● What to produce
Gather all lines in the entries that include the word "title".

● Material to process
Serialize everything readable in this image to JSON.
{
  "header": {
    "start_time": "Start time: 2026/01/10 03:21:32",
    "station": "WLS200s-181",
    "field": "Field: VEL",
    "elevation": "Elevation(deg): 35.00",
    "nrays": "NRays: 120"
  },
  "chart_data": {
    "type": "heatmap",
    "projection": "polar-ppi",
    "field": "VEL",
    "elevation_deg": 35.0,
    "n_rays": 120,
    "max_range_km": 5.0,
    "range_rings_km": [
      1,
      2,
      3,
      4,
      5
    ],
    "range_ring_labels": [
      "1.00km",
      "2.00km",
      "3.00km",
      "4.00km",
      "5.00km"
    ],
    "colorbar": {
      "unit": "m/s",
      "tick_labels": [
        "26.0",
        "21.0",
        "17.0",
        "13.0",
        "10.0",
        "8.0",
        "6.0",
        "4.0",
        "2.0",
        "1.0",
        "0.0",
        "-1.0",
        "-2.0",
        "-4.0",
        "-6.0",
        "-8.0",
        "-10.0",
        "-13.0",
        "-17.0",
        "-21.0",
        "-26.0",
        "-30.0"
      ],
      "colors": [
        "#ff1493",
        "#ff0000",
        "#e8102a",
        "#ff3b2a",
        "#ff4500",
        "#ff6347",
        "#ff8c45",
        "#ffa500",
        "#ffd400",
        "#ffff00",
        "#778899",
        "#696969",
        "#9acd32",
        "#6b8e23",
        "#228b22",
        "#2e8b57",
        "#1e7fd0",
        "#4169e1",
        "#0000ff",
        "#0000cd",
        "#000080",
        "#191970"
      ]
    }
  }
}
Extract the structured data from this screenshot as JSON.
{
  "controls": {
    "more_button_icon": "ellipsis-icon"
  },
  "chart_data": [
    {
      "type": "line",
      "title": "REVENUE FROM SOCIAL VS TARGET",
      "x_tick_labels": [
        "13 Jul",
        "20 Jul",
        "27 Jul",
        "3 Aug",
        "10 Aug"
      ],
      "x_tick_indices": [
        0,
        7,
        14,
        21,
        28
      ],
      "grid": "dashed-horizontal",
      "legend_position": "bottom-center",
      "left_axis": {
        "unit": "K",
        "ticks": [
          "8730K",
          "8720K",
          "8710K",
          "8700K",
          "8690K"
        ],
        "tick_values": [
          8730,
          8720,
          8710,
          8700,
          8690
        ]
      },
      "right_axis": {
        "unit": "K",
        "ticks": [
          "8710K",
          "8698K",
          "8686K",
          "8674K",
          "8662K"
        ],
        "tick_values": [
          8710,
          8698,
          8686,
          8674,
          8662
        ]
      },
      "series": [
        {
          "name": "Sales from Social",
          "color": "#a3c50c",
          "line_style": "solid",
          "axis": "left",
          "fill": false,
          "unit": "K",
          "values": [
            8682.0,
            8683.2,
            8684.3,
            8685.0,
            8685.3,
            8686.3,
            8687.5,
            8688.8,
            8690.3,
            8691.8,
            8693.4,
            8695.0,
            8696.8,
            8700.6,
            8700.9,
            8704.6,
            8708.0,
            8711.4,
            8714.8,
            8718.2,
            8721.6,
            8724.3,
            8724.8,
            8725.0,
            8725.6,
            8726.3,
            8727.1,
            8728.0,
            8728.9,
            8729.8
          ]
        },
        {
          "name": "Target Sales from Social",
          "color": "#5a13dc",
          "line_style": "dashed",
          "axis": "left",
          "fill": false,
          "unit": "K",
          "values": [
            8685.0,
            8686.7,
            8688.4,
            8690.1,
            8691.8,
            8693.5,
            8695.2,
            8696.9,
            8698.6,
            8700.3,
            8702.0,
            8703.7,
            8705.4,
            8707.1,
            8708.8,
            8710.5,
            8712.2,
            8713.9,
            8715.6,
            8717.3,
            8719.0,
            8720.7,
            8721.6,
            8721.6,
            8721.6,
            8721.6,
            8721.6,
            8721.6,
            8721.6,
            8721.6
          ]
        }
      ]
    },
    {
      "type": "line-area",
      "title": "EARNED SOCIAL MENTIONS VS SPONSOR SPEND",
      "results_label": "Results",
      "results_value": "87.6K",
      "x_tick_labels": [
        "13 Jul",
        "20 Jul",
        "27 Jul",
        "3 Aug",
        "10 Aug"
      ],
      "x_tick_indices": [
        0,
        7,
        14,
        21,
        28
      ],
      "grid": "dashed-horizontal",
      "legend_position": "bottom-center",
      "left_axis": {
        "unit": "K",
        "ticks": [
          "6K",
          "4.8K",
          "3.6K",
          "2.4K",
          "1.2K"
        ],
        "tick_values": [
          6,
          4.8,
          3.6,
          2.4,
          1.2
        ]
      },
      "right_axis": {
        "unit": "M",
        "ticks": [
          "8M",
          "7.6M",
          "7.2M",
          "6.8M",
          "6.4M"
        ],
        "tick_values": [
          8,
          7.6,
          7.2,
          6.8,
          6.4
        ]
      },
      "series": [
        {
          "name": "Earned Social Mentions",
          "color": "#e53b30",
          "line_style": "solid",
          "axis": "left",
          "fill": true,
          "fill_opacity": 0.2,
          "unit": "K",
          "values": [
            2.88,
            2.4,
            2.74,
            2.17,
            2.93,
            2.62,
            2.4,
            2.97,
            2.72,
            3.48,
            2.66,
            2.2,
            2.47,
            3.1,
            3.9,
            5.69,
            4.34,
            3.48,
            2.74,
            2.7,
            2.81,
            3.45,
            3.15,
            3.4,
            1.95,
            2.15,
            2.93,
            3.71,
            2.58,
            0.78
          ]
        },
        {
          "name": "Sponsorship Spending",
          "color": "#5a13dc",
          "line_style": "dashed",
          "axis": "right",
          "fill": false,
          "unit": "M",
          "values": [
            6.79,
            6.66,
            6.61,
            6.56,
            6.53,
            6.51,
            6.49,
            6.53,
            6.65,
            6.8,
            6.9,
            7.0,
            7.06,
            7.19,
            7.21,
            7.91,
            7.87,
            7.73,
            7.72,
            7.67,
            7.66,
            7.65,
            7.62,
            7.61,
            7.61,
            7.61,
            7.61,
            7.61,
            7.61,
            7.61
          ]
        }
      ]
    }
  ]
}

● Final result
      "title": "REVENUE FROM SOCIAL VS TARGET",
      "title": "EARNED SOCIAL MENTIONS VS SPONSOR SPEND",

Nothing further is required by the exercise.